* Given instruction *
Track down the lines that contain "desc" and copy them.

* Dataset entries *
┏━━

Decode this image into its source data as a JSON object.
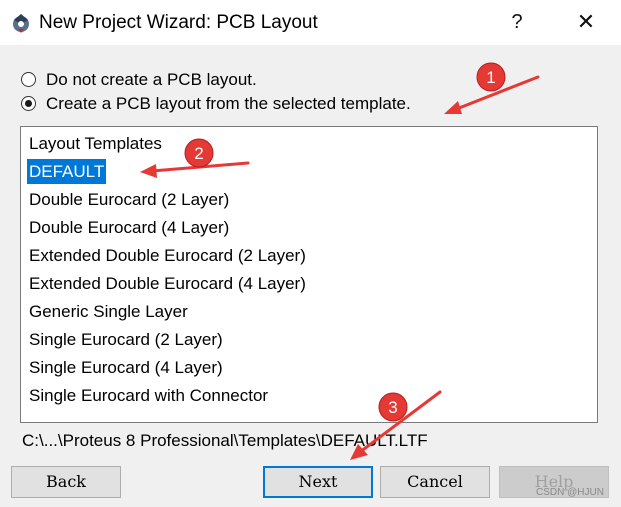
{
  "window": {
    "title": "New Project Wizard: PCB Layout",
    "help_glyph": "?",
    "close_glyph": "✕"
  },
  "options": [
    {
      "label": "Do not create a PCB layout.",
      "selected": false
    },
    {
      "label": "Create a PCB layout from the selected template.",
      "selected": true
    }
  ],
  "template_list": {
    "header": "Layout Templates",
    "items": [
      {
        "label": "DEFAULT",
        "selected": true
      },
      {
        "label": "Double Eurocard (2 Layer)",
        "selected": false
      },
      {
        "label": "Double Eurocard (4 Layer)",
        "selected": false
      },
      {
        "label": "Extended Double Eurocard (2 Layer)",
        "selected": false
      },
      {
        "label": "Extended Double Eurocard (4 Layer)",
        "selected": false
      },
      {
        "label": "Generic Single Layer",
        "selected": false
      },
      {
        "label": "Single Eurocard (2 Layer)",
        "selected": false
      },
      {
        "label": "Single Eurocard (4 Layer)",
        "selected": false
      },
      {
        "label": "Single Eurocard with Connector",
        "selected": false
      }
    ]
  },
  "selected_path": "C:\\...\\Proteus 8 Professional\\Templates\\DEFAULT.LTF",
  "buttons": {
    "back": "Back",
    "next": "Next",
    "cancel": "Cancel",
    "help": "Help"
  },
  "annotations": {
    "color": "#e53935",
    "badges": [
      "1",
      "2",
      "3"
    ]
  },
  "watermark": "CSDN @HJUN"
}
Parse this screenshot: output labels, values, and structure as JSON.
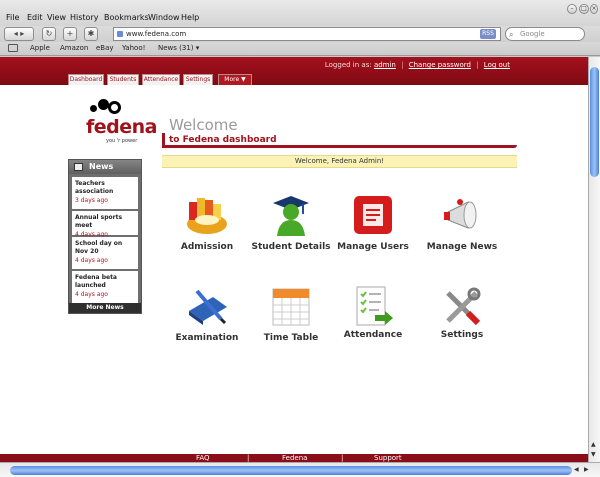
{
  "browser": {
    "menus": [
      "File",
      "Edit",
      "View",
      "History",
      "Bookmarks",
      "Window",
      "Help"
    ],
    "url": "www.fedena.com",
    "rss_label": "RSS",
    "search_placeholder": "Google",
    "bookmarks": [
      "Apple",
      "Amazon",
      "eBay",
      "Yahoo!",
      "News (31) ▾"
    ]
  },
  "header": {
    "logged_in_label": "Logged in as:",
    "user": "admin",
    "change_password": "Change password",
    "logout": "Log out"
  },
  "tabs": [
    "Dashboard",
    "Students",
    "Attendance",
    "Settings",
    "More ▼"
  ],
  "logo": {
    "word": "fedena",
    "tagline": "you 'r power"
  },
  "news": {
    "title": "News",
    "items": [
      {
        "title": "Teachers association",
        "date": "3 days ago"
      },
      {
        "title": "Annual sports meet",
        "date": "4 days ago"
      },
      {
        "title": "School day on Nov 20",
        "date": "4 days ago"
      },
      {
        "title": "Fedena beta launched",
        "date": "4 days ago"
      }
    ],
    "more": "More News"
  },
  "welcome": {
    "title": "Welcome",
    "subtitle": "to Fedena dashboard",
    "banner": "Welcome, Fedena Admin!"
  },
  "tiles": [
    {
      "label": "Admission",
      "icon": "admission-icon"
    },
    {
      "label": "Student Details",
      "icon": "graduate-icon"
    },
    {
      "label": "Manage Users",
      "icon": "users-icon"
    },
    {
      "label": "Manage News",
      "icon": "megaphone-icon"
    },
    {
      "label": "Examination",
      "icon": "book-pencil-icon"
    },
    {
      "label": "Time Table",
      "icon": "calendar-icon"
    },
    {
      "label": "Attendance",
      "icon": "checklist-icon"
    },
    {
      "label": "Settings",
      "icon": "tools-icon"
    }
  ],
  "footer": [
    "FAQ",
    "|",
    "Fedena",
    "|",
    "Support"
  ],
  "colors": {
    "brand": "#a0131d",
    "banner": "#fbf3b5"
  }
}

┗━━
┏━━

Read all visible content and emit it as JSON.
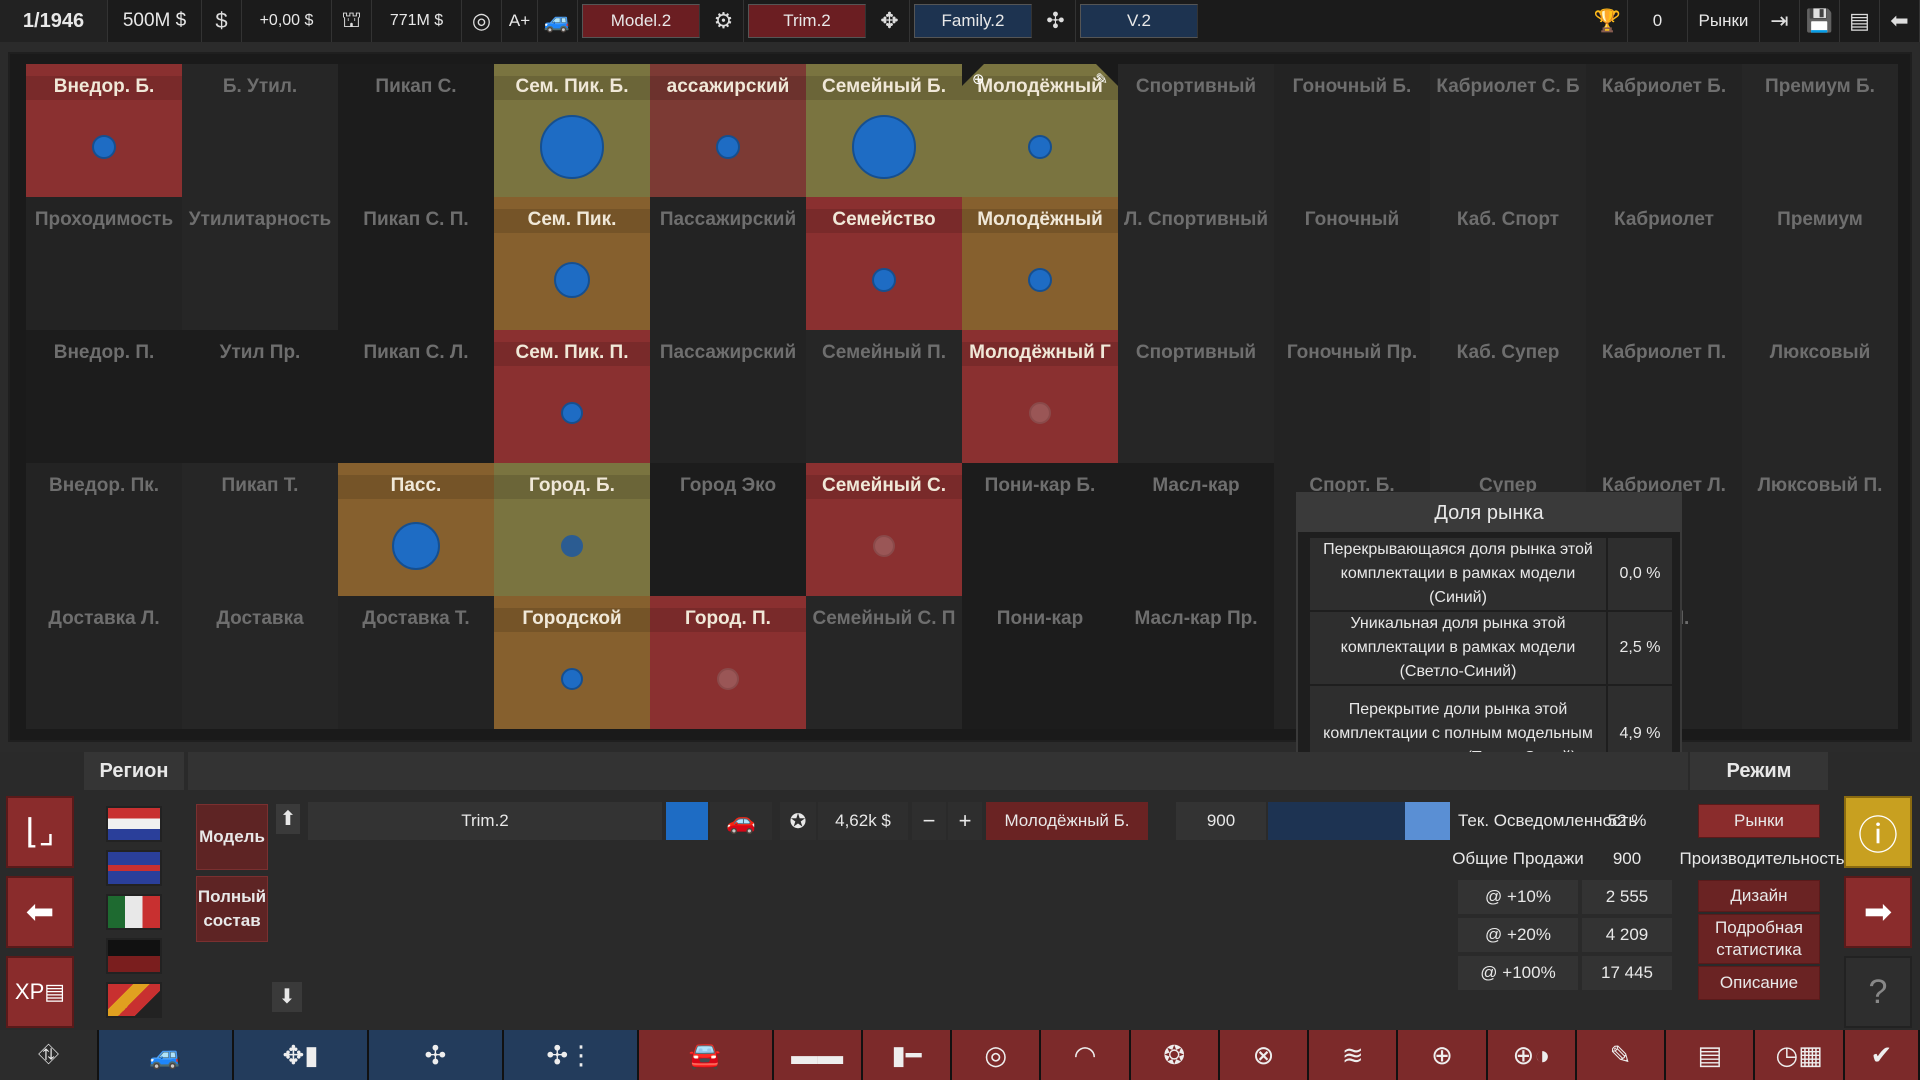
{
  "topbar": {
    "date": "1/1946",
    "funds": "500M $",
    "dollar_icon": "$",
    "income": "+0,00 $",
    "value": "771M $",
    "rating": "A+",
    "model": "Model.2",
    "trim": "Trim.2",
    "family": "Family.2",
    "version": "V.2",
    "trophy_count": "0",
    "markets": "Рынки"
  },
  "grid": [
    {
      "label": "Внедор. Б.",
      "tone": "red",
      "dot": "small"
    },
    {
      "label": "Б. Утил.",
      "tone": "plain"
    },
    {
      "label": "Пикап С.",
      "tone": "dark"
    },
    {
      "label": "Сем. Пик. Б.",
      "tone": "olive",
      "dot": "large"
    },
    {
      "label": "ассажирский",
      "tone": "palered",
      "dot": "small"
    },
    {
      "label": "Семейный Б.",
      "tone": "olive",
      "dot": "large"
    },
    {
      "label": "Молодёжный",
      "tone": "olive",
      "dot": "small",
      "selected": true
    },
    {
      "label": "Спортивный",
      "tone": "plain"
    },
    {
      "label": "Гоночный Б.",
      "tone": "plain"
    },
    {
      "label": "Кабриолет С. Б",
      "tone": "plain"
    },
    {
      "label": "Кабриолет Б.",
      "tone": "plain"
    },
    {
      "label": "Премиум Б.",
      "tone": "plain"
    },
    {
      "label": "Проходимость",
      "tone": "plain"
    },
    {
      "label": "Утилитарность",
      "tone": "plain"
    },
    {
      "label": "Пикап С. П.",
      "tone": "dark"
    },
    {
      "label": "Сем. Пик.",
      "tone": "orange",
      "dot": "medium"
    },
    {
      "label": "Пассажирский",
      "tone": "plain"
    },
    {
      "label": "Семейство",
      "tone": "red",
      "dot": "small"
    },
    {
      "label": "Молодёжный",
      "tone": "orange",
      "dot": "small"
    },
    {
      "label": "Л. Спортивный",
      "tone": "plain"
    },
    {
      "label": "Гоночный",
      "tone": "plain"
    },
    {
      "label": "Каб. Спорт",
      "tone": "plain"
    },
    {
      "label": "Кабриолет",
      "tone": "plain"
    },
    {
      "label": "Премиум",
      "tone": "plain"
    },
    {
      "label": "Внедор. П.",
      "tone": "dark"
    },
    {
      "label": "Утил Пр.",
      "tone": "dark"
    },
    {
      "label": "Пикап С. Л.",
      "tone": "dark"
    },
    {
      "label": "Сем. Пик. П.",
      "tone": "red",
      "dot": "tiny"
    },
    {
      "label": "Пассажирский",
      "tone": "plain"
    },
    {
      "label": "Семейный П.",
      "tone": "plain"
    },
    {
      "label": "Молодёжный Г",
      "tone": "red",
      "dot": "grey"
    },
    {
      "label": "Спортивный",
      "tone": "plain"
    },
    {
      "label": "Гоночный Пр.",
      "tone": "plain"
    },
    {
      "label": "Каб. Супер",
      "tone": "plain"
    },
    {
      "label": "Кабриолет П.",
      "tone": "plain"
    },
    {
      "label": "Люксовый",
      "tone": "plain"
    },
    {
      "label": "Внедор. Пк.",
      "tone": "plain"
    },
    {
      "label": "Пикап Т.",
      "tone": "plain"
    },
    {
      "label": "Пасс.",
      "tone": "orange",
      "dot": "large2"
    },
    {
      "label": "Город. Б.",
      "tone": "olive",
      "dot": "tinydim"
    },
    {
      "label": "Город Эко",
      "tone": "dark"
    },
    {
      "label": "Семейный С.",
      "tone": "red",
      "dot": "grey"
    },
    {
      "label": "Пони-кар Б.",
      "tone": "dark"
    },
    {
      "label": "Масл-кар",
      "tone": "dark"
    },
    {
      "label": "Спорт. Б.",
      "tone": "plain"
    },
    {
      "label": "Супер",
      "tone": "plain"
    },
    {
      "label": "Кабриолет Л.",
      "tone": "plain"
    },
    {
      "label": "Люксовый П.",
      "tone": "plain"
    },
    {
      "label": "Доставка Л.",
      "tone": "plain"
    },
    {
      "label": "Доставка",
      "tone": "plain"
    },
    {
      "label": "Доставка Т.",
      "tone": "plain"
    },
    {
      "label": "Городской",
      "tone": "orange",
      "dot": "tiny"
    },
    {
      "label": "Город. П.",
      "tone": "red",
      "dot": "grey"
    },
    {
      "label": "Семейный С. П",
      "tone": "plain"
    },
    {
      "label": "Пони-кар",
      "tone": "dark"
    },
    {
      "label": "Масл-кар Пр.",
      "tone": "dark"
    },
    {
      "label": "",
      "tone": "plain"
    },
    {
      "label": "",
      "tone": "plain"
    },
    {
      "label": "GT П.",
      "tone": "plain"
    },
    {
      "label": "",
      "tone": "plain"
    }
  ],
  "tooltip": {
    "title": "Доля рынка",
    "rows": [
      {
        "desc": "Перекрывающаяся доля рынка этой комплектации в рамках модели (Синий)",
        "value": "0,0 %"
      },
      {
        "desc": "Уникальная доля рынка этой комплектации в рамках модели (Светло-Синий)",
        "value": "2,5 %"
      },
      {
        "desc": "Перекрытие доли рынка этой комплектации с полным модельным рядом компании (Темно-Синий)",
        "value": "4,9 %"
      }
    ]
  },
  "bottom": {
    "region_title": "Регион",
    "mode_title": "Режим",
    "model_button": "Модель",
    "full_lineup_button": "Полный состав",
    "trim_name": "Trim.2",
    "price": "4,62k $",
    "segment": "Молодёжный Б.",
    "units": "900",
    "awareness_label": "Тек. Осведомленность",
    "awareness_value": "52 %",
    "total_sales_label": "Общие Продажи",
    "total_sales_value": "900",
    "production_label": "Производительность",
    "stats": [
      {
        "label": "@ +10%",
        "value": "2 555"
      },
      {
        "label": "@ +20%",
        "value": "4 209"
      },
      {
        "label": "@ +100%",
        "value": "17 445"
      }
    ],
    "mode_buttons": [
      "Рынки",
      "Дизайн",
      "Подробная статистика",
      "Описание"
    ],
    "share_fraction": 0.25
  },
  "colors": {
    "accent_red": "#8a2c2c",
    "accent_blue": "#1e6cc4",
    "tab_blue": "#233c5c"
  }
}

┗━━

* The solution *
        "desc": "Перекрывающаяся доля рынка этой комплектации в рамках модели (Синий)",
        "desc": "Уникальная доля рынка этой комплектации в рамках модели (Светло-Синий)",
        "desc": "Перекрытие доли рынка этой комплектации с полным модельным рядом компании (Темно-Синий)",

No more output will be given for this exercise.